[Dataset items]
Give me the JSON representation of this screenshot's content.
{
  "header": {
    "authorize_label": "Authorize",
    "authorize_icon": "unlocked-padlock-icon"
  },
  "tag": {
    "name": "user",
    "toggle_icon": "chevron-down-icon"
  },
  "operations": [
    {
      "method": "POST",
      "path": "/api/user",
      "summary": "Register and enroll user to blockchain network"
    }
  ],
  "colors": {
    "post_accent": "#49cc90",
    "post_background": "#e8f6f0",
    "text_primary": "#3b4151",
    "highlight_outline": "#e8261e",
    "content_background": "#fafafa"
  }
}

• _Written exercise_:
Copy every line from the entries that contains the word "user".

• _Exercise solution_:
    "name": "user",
      "path": "/api/user",
      "summary": "Register and enroll user to blockchain network"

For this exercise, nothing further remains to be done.